> [Coordinate annotation records]

*****

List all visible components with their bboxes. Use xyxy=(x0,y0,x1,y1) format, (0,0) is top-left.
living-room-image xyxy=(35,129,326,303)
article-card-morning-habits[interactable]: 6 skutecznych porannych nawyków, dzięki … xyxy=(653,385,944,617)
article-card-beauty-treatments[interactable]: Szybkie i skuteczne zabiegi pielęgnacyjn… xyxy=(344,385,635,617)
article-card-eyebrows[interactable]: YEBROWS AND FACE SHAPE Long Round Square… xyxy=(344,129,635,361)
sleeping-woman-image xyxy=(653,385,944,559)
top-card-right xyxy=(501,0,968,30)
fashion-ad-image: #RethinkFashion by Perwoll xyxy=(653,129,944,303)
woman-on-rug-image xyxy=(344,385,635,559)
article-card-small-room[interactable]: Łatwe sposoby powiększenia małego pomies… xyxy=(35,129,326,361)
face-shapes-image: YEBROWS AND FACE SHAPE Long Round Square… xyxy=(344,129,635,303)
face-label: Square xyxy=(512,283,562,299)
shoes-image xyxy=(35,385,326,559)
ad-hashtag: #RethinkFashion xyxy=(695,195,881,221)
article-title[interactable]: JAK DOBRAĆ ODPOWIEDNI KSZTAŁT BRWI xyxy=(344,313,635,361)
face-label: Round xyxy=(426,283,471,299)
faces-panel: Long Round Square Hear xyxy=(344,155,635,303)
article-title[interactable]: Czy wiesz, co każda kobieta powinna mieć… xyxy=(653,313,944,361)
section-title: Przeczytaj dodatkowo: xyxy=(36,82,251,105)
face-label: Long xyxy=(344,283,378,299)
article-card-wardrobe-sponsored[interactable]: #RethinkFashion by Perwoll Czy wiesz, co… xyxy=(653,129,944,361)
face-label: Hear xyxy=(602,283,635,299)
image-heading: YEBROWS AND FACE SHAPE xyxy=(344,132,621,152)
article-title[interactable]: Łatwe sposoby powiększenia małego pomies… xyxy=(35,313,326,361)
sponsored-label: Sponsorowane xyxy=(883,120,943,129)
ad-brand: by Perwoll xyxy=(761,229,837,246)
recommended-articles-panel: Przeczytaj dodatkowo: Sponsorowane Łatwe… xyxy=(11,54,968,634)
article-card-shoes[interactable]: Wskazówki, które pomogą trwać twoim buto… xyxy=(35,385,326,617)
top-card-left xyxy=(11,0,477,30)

*****

> [Task brief]
Output every line of the material above as a JSON list of strings, one string per line, omitting blank lines.

> [Task response]
[
  "List all visible components with their bboxes. Use xyxy=(x0,y0,x1,y1) format, (0,0) is top-left.",
  "living-room-image xyxy=(35,129,326,303)",
  "article-card-morning-habits[interactable]: 6 skutecznych porannych nawyków, dzięki … xyxy=(653,385,944,617)",
  "article-card-beauty-treatments[interactable]: Szybkie i skuteczne zabiegi pielęgnacyjn… xyxy=(344,385,635,617)",
  "article-card-eyebrows[interactable]: YEBROWS AND FACE SHAPE Long Round Square… xyxy=(344,129,635,361)",
  "sleeping-woman-image xyxy=(653,385,944,559)",
  "top-card-right xyxy=(501,0,968,30)",
  "fashion-ad-image: #RethinkFashion by Perwoll xyxy=(653,129,944,303)",
  "woman-on-rug-image xyxy=(344,385,635,559)",
  "article-card-small-room[interactable]: Łatwe sposoby powiększenia małego pomies… xyxy=(35,129,326,361)",
  "face-shapes-image: YEBROWS AND FACE SHAPE Long Round Square… xyxy=(344,129,635,303)",
  "face-label: Square xyxy=(512,283,562,299)",
  "shoes-image xyxy=(35,385,326,559)",
  "ad-hashtag: #RethinkFashion xyxy=(695,195,881,221)",
  "article-title[interactable]: JAK DOBRAĆ ODPOWIEDNI KSZTAŁT BRWI xyxy=(344,313,635,361)",
  "face-label: Round xyxy=(426,283,471,299)",
  "faces-panel: Long Round Square Hear xyxy=(344,155,635,303)",
  "article-title[interactable]: Czy wiesz, co każda kobieta powinna mieć… xyxy=(653,313,944,361)",
  "section-title: Przeczytaj dodatkowo: xyxy=(36,82,251,105)",
  "face-label: Long xyxy=(344,283,378,299)",
  "article-card-wardrobe-sponsored[interactable]: #RethinkFashion by Perwoll Czy wiesz, co… xyxy=(653,129,944,361)",
  "face-label: Hear xyxy=(602,283,635,299)",
  "image-heading: YEBROWS AND FACE SHAPE xyxy=(344,132,621,152)",
  "article-title[interactable]: Łatwe sposoby powiększenia małego pomies… xyxy=(35,313,326,361)",
  "sponsored-label: Sponsorowane xyxy=(883,120,943,129)",
  "ad-brand: by Perwoll xyxy=(761,229,837,246)",
  "recommended-articles-panel: Przeczytaj dodatkowo: Sponsorowane Łatwe… xyxy=(11,54,968,634)",
  "article-card-shoes[interactable]: Wskazówki, które pomogą trwać twoim buto… xyxy=(35,385,326,617)",
  "top-card-left xyxy=(11,0,477,30)"
]